Man wird zugeben: Noch deutlicher, noch härter, noch unbarmherziger läßt sich über eine literarische Arbeit gar nicht urteilen. Aber soviel gegen „Jenseits der Liebe“ einzuwenden war und ist – denn ich kann von meiner damaligen Rezension auch heute nichts zurücknehmen –, so sicher erscheinen in der Bundesrepublik alljährlich un­zählige Bücher, die in jeder Hinsicht erheblich schlechter sind als jenes, das mit einem so rabiaten Protest bedacht wurde. Wozu sollte also dieser Protest gut sein, was wollte er bewirken?

Jede Literaturkritik bezieht sich auf einen konkreten Gegenstand – und nie auf diesen Gegenstand allein. Indem der Kritiker ein Buch befürwortet oder zurückweist, spricht er sich für oder gegen einen Autor aus und zugleich für oder gegen eine literarische Richtung. Er sieht also das Buch, das er behandelt, immer in einem bestimmten Zusammenhang. Er wertet es als Symptom.

Auch „Jenseits der Liebe“ hatte ich, wie der Kritik zu entnehmen war, vor allem als Symptom verstanden und beurteilt. Es ging also in erster Linie nicht um diesen Roman, sondern um Martin Walser, der einst als eine der größten Hoffnungen der Nachkriegsliteratur galt, doch später mit seinem Talent, so jedenfalls schien es, aus verschiedenen Gründen nur Schindluder trieb – und der schließlich dieses außerordent­liche Talent fast ruiniert hat.

**Verständnis prüfen:**
a: Als was hat der Verfasser den Roman „Jenseits der Liebe“ laut Text vor allem verstanden und beurteilt?
b: Gib einen Abschnitt des Textes wortgetreu wieder, beginnend bei den Worten „Jede Literaturkritik bezieht“ und endend nach den Worten „fast ruiniert hat.“.
Die Datensätze sind eigenständiges Material und gehören nicht zum Text.

**Vorliegende Datensätze:**
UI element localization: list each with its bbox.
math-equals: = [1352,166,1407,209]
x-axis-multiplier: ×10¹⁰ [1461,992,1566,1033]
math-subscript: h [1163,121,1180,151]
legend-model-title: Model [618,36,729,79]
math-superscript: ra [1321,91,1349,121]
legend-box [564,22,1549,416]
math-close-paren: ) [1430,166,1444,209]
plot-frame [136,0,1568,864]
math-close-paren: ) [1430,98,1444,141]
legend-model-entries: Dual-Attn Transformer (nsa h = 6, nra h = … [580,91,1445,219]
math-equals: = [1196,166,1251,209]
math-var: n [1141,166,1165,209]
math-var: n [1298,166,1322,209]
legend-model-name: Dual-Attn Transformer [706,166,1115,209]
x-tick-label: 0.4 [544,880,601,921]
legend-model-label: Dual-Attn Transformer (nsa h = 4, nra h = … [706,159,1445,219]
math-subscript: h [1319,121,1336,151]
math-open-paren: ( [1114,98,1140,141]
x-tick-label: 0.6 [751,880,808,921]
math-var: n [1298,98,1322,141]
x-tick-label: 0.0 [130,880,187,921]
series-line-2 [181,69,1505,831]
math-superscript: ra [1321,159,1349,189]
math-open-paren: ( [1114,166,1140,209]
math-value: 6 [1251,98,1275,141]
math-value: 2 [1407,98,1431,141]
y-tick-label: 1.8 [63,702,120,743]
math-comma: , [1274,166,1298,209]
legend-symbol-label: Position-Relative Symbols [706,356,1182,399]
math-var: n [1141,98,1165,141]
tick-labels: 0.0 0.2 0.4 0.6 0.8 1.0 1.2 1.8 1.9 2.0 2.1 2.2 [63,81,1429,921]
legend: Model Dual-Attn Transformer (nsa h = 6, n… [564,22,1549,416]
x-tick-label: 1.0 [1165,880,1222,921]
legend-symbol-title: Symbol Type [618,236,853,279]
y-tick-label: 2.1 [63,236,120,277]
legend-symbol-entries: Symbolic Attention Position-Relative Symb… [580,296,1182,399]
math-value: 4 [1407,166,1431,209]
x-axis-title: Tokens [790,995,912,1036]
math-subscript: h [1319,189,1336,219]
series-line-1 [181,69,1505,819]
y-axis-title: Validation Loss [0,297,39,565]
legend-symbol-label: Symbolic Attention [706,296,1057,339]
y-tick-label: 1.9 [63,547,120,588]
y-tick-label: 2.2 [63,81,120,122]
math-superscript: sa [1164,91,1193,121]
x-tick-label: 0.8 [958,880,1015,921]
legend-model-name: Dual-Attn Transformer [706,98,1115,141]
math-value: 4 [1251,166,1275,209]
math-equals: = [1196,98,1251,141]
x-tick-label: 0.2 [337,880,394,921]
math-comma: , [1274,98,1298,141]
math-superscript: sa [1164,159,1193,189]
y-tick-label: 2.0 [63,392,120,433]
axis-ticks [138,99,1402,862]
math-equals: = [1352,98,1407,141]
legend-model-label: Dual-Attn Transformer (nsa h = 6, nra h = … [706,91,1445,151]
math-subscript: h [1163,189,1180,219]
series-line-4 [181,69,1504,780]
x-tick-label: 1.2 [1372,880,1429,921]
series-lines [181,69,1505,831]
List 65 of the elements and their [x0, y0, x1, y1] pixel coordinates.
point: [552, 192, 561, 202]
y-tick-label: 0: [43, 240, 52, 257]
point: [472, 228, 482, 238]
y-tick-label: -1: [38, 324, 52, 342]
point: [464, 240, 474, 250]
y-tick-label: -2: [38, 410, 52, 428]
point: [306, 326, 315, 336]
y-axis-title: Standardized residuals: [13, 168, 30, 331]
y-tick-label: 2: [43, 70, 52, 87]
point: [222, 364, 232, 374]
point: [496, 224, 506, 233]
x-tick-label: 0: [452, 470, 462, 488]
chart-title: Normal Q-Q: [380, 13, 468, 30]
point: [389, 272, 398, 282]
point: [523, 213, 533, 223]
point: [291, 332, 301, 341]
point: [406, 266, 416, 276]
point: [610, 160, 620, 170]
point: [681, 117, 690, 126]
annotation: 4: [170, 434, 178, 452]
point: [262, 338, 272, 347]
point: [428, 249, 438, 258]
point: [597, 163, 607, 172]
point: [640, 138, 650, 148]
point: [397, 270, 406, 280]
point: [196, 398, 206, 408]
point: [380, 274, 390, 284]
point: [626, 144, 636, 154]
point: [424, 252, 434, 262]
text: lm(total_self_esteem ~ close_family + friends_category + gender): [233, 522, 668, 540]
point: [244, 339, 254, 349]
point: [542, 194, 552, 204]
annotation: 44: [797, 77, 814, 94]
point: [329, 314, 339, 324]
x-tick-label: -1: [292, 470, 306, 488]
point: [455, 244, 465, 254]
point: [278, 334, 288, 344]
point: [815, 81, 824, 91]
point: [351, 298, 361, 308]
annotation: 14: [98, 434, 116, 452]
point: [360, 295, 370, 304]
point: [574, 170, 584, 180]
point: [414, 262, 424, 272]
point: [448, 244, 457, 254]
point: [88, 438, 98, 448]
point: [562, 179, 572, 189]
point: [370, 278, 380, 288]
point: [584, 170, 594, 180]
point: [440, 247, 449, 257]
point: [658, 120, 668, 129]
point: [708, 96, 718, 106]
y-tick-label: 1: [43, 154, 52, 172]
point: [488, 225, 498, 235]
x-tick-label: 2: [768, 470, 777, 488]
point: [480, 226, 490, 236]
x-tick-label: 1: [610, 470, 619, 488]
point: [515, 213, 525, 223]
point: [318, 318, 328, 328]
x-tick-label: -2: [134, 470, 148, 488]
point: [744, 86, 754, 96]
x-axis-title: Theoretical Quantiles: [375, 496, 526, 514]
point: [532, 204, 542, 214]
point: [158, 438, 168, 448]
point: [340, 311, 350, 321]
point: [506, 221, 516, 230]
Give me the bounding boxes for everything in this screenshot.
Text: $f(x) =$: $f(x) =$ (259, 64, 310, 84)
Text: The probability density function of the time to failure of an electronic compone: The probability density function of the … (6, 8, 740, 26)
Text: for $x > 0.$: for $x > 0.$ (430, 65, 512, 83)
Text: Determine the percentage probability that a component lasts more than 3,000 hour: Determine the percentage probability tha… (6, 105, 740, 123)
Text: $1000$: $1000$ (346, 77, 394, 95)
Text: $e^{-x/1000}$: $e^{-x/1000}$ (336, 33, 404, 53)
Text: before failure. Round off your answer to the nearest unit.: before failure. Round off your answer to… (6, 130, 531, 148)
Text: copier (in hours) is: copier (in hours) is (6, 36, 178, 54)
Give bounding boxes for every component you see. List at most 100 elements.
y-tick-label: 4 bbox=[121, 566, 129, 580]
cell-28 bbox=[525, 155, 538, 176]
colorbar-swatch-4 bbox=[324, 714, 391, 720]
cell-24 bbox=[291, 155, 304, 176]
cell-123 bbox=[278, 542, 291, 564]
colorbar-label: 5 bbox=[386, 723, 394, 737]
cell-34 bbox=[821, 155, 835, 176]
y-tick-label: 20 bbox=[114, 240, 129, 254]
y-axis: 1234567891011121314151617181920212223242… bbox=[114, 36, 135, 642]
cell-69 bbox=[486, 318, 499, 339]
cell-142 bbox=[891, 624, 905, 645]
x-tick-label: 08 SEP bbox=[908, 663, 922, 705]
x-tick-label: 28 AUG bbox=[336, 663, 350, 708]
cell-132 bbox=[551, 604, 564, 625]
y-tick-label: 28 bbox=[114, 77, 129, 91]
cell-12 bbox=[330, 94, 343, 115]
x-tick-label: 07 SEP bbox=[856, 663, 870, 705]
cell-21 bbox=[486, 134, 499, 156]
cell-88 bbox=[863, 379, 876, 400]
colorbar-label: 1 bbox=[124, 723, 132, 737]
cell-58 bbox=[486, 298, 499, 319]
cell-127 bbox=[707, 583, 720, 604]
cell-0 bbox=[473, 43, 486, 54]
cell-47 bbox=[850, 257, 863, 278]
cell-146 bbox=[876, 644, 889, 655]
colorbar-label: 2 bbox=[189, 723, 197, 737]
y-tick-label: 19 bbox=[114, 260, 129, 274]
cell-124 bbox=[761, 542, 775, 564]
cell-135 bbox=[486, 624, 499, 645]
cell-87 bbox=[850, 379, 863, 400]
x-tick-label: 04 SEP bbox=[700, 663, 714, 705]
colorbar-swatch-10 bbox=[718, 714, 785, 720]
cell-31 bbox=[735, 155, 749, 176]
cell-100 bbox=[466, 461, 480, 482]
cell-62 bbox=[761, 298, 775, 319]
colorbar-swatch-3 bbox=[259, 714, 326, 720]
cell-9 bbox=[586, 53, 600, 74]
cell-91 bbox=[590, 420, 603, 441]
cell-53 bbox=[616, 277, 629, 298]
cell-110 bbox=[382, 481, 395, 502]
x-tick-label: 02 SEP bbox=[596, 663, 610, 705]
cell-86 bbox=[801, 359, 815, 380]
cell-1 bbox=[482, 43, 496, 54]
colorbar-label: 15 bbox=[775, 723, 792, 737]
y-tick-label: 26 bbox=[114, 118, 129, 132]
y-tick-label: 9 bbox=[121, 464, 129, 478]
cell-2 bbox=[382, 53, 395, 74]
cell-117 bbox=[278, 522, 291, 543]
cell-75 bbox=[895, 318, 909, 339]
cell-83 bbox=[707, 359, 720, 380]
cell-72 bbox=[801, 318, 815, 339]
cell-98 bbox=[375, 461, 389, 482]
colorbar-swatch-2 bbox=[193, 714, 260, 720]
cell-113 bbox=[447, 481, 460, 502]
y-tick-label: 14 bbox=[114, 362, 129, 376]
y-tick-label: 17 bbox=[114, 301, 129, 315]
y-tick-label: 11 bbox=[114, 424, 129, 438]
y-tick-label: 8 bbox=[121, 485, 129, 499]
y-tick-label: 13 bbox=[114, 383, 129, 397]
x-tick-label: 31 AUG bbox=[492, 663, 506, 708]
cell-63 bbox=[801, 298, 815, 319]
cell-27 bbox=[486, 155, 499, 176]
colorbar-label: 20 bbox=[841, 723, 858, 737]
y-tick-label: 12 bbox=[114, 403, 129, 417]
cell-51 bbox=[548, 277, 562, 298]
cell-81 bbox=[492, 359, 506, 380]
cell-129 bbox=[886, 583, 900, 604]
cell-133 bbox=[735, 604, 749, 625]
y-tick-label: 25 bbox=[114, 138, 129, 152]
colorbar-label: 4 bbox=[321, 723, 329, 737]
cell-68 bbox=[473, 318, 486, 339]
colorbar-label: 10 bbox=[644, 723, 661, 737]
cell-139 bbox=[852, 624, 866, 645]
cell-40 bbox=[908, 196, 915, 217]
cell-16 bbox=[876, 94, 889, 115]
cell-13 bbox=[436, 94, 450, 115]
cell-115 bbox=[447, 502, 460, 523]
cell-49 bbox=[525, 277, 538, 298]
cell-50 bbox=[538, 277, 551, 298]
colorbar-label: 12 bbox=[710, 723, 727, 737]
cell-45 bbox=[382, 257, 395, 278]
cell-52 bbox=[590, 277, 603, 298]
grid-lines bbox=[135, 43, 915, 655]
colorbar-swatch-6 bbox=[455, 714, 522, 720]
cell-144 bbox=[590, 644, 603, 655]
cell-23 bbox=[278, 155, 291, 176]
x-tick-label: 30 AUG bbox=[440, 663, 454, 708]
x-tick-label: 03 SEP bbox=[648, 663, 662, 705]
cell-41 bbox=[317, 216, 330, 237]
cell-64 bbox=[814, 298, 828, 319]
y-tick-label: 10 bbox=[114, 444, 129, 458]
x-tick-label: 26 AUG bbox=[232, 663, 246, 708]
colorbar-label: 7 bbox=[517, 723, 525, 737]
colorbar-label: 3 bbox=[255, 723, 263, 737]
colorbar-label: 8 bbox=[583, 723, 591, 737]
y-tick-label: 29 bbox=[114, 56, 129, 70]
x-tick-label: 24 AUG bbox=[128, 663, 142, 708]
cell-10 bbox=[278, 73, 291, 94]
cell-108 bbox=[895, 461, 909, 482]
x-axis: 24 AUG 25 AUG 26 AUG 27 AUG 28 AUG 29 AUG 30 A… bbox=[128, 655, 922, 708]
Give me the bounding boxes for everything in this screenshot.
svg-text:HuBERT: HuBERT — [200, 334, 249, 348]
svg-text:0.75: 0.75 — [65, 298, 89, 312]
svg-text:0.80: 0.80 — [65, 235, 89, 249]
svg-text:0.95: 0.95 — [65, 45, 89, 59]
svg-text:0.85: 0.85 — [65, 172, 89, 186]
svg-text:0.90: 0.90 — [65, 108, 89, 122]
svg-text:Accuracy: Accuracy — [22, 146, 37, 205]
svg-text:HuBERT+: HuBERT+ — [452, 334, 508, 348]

**Lösungen:**
a: Als Symptom.

b:
Jede Literaturkritik bezieht sich auf einen konkreten Gegenstand – und nie auf diesen Gegenstand allein. Indem der Kritiker ein Buch befürwortet oder zurückweist, spricht er sich für oder gegen einen Autor aus und zugleich für oder gegen eine literarische Richtung. Er sieht also das Buch, das er behandelt, immer in einem bestimmten Zusammenhang. Er wertet es als Symptom.

Auch „Jenseits der Liebe“ hatte ich, wie der Kritik zu entnehmen war, vor allem als Symptom verstanden und beurteilt. Es ging also in erster Linie nicht um diesen Roman, sondern um Martin Walser, der einst als eine der größten Hoffnungen der Nachkriegsliteratur galt, doch später mit seinem Talent, so jedenfalls schien es, aus verschiedenen Gründen nur Schindluder trieb – und der schließlich dieses außerordent­liche Talent fast ruiniert hat.